#### Given instruction:
Output all of the records exactly as written.

————————

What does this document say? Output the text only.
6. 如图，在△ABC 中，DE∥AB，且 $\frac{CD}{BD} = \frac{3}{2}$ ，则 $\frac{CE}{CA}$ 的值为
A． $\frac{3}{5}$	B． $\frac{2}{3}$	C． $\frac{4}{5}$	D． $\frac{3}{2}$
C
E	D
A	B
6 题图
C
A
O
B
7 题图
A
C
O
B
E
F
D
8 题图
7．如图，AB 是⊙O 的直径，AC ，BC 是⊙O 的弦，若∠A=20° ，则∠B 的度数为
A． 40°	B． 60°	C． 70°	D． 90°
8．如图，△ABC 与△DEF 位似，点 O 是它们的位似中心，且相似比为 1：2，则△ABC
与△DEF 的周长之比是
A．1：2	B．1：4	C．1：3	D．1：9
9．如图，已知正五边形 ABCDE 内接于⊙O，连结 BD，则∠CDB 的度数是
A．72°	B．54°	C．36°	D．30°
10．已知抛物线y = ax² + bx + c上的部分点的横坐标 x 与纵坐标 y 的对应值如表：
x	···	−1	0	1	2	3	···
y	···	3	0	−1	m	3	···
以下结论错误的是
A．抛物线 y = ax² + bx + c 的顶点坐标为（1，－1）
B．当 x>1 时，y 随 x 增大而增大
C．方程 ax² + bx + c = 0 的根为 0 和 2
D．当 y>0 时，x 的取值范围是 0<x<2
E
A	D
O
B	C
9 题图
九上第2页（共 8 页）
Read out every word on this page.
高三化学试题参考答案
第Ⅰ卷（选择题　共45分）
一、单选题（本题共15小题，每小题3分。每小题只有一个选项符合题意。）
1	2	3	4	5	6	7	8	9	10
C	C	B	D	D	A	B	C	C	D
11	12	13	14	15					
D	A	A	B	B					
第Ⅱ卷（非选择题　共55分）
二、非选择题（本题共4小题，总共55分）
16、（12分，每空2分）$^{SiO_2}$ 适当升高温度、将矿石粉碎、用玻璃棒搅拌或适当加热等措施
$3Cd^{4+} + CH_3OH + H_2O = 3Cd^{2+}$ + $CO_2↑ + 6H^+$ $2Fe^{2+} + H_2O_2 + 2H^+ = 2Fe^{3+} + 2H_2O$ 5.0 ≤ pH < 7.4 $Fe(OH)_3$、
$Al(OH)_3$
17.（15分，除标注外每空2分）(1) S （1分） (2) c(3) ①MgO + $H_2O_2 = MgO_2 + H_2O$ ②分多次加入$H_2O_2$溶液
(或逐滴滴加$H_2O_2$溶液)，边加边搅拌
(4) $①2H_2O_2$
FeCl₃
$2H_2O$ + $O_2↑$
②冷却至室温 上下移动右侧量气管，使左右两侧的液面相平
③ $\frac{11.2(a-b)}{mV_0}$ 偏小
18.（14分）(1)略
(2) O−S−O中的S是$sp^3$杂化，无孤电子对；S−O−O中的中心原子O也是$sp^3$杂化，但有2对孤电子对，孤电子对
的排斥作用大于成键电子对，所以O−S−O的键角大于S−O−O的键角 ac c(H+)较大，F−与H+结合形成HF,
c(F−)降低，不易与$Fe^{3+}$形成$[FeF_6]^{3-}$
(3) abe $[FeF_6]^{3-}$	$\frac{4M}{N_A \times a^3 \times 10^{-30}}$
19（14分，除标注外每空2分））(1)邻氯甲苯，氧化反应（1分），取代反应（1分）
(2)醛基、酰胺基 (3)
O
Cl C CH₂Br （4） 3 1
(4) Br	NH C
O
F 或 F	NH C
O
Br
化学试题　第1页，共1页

————————

#### Answer to this problem:
What does this document say? Output the text only.
6. 如图，在△ABC 中，DE∥AB，且 $\frac{CD}{BD} = \frac{3}{2}$ ，则 $\frac{CE}{CA}$ 的值为
A． $\frac{3}{5}$	B． $\frac{2}{3}$	C． $\frac{4}{5}$	D． $\frac{3}{2}$
C
E	D
A	B
6 题图
C
A
O
B
7 题图
A
C
O
B
E
F
D
8 题图
7．如图，AB 是⊙O 的直径，AC ，BC 是⊙O 的弦，若∠A=20° ，则∠B 的度数为
A． 40°	B． 60°	C． 70°	D． 90°
8．如图，△ABC 与△DEF 位似，点 O 是它们的位似中心，且相似比为 1：2，则△ABC
与△DEF 的周长之比是
A．1：2	B．1：4	C．1：3	D．1：9
9．如图，已知正五边形 ABCDE 内接于⊙O，连结 BD，则∠CDB 的度数是
A．72°	B．54°	C．36°	D．30°
10．已知抛物线y = ax² + bx + c上的部分点的横坐标 x 与纵坐标 y 的对应值如表：
x	···	−1	0	1	2	3	···
y	···	3	0	−1	m	3	···
以下结论错误的是
A．抛物线 y = ax² + bx + c 的顶点坐标为（1，－1）
B．当 x>1 时，y 随 x 增大而增大
C．方程 ax² + bx + c = 0 的根为 0 和 2
D．当 y>0 时，x 的取值范围是 0<x<2
E
A	D
O
B	C
9 题图
九上第2页（共 8 页）
Read out every word on this page.
高三化学试题参考答案
第Ⅰ卷（选择题　共45分）
一、单选题（本题共15小题，每小题3分。每小题只有一个选项符合题意。）
1	2	3	4	5	6	7	8	9	10
C	C	B	D	D	A	B	C	C	D
11	12	13	14	15					
D	A	A	B	B					
第Ⅱ卷（非选择题　共55分）
二、非选择题（本题共4小题，总共55分）
16、（12分，每空2分）$^{SiO_2}$ 适当升高温度、将矿石粉碎、用玻璃棒搅拌或适当加热等措施
$3Cd^{4+} + CH_3OH + H_2O = 3Cd^{2+}$ + $CO_2↑ + 6H^+$ $2Fe^{2+} + H_2O_2 + 2H^+ = 2Fe^{3+} + 2H_2O$ 5.0 ≤ pH < 7.4 $Fe(OH)_3$、
$Al(OH)_3$
17.（15分，除标注外每空2分）(1) S （1分） (2) c(3) ①MgO + $H_2O_2 = MgO_2 + H_2O$ ②分多次加入$H_2O_2$溶液
(或逐滴滴加$H_2O_2$溶液)，边加边搅拌
(4) $①2H_2O_2$
FeCl₃
$2H_2O$ + $O_2↑$
②冷却至室温 上下移动右侧量气管，使左右两侧的液面相平
③ $\frac{11.2(a-b)}{mV_0}$ 偏小
18.（14分）(1)略
(2) O−S−O中的S是$sp^3$杂化，无孤电子对；S−O−O中的中心原子O也是$sp^3$杂化，但有2对孤电子对，孤电子对
的排斥作用大于成键电子对，所以O−S−O的键角大于S−O−O的键角 ac c(H+)较大，F−与H+结合形成HF,
c(F−)降低，不易与$Fe^{3+}$形成$[FeF_6]^{3-}$
(3) abe $[FeF_6]^{3-}$	$\frac{4M}{N_A \times a^3 \times 10^{-30}}$
19（14分，除标注外每空2分））(1)邻氯甲苯，氧化反应（1分），取代反应（1分）
(2)醛基、酰胺基 (3)
O
Cl C CH₂Br （4） 3 1
(4) Br	NH C
O
F 或 F	NH C
O
Br
化学试题　第1页，共1页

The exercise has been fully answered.